(STATED EXERCISE): Go through the material below and copy all lines with "color".

===== DATA FOR PROCESSING =====

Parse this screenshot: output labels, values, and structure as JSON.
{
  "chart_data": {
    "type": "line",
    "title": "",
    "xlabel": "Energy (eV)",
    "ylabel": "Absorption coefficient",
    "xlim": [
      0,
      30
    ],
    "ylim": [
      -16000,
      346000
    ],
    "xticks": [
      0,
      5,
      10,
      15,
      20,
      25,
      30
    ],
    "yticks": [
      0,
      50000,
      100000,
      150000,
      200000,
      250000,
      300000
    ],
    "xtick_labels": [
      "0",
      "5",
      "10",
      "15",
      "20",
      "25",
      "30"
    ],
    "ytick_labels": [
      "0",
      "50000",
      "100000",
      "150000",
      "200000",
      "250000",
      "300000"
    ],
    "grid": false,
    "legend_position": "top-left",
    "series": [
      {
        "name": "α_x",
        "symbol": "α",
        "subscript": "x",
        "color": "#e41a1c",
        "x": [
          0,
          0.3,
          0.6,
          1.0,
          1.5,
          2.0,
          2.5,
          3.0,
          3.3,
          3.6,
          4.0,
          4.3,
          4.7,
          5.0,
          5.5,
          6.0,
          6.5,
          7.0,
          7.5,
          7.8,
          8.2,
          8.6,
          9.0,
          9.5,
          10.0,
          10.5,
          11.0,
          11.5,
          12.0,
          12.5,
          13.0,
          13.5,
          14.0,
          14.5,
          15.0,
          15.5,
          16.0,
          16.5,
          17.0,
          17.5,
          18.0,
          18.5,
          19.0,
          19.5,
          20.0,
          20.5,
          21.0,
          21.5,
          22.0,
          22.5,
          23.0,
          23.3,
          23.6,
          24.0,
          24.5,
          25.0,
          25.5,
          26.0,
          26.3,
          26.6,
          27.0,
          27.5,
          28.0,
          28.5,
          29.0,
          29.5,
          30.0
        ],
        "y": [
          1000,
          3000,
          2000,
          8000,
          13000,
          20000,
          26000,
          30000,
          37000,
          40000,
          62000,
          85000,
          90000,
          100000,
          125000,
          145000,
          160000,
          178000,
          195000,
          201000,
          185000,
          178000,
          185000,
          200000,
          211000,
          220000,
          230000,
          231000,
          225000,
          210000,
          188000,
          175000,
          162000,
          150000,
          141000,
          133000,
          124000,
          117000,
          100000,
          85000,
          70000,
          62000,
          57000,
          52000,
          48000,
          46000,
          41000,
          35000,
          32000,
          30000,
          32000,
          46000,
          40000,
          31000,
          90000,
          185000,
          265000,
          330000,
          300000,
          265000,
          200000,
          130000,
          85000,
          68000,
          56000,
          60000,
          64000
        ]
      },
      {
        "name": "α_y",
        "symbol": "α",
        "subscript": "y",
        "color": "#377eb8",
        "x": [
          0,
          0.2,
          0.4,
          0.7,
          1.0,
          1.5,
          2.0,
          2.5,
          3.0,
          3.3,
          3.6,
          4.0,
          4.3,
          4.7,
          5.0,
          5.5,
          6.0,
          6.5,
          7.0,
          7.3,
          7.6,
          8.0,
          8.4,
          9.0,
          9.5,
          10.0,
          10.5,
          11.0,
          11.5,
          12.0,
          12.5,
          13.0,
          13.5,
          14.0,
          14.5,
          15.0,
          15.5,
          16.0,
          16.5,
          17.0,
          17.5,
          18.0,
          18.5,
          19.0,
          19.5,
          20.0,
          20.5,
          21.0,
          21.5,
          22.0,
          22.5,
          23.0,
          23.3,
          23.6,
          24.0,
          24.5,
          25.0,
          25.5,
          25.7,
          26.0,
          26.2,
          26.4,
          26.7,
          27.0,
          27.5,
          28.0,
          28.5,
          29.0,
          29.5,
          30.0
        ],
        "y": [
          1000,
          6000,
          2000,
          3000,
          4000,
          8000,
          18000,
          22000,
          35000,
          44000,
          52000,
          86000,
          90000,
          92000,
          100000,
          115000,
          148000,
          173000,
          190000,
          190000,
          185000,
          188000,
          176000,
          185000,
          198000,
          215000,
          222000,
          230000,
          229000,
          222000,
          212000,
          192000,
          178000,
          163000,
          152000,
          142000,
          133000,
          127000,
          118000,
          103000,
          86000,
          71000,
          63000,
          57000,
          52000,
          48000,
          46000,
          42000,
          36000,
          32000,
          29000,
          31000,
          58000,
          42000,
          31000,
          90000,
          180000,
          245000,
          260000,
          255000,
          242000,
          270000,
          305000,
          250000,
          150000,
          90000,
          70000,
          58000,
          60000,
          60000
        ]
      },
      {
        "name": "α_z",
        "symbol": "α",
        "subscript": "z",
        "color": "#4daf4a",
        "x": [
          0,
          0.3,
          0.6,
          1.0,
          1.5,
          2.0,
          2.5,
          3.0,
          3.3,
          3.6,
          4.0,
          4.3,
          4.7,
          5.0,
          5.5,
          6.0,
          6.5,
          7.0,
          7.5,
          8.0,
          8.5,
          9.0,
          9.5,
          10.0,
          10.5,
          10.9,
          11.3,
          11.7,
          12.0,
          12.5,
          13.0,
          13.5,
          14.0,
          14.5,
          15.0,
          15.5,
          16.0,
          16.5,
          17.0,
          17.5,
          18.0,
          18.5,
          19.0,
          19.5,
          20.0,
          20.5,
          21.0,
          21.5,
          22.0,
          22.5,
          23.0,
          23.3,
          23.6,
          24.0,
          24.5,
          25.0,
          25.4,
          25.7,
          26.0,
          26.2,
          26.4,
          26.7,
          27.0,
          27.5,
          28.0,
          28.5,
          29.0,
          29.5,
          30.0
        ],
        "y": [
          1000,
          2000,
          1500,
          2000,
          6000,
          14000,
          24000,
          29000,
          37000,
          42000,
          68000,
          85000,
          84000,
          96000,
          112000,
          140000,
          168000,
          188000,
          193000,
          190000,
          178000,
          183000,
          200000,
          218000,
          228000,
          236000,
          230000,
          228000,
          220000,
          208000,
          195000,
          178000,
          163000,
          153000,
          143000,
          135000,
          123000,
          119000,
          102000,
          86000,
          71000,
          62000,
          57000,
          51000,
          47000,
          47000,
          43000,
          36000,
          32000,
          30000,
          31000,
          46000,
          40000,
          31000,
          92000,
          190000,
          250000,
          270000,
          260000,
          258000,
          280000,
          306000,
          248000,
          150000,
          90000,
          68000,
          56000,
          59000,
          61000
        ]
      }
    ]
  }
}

=====

(REPLY TO THE EXERCISE):
        "color": "#e41a1c",
        "color": "#377eb8",
        "color": "#4daf4a",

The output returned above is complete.